== Data listing ==
_ _ _ _ _
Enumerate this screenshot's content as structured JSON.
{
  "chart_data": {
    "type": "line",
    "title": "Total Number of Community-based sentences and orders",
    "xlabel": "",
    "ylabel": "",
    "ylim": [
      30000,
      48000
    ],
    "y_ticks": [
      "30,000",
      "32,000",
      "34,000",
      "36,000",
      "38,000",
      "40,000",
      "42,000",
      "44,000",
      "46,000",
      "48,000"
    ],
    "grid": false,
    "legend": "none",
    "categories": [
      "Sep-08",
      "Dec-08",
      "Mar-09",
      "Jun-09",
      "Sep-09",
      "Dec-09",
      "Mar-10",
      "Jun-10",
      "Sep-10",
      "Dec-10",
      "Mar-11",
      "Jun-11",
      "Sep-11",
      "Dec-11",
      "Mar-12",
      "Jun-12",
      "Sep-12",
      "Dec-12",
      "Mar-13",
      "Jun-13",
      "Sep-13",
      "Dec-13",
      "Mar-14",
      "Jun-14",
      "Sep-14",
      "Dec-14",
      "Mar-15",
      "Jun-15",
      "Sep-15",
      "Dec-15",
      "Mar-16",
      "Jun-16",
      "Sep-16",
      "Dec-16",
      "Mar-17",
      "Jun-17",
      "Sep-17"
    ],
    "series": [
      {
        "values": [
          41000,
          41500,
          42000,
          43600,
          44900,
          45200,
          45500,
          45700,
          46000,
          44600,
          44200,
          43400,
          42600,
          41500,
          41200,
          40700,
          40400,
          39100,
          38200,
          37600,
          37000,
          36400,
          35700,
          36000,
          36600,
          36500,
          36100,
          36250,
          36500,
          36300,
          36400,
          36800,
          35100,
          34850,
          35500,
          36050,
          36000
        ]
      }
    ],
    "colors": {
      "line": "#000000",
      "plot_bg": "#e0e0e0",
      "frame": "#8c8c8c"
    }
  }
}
_ _ _ _ _
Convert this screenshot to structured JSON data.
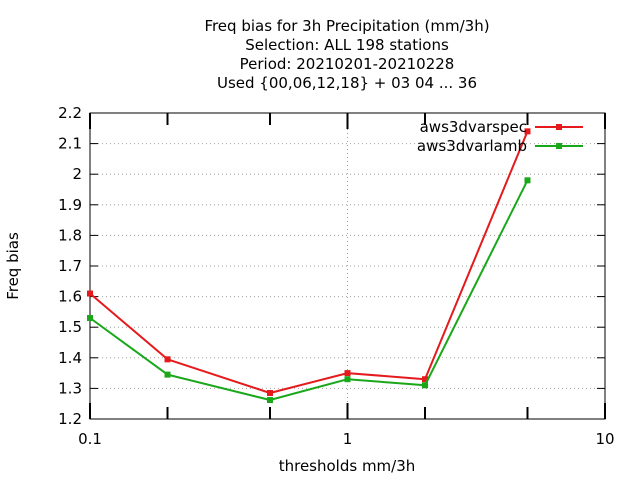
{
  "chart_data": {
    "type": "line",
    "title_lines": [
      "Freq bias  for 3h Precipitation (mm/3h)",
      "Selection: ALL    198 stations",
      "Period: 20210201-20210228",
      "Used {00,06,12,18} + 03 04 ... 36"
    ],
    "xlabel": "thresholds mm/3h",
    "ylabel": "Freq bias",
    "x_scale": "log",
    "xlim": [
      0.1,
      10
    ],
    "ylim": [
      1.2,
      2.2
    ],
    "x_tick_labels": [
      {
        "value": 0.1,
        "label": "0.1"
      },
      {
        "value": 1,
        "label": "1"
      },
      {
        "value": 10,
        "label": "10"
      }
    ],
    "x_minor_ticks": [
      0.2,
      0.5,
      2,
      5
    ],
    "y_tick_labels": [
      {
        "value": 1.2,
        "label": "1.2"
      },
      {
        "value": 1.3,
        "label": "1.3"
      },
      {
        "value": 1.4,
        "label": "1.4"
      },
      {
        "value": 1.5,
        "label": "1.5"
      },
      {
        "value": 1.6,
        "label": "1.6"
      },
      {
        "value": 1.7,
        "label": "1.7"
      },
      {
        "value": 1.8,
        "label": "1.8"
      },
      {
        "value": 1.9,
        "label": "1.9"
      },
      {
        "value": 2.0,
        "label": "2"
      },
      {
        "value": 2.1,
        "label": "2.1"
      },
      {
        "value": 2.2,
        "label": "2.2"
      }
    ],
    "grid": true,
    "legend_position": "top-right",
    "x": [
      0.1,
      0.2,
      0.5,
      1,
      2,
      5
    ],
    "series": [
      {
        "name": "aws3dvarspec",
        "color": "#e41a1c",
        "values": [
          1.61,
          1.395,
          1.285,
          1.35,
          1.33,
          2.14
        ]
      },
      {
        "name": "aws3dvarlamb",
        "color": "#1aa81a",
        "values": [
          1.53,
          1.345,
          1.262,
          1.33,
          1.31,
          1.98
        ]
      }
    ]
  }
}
_ _ _ _ _
== Required task ==
Return each line that includes "structured".

== Solution ==
Enumerate this screenshot's content as structured JSON.
Convert this screenshot to structured JSON data.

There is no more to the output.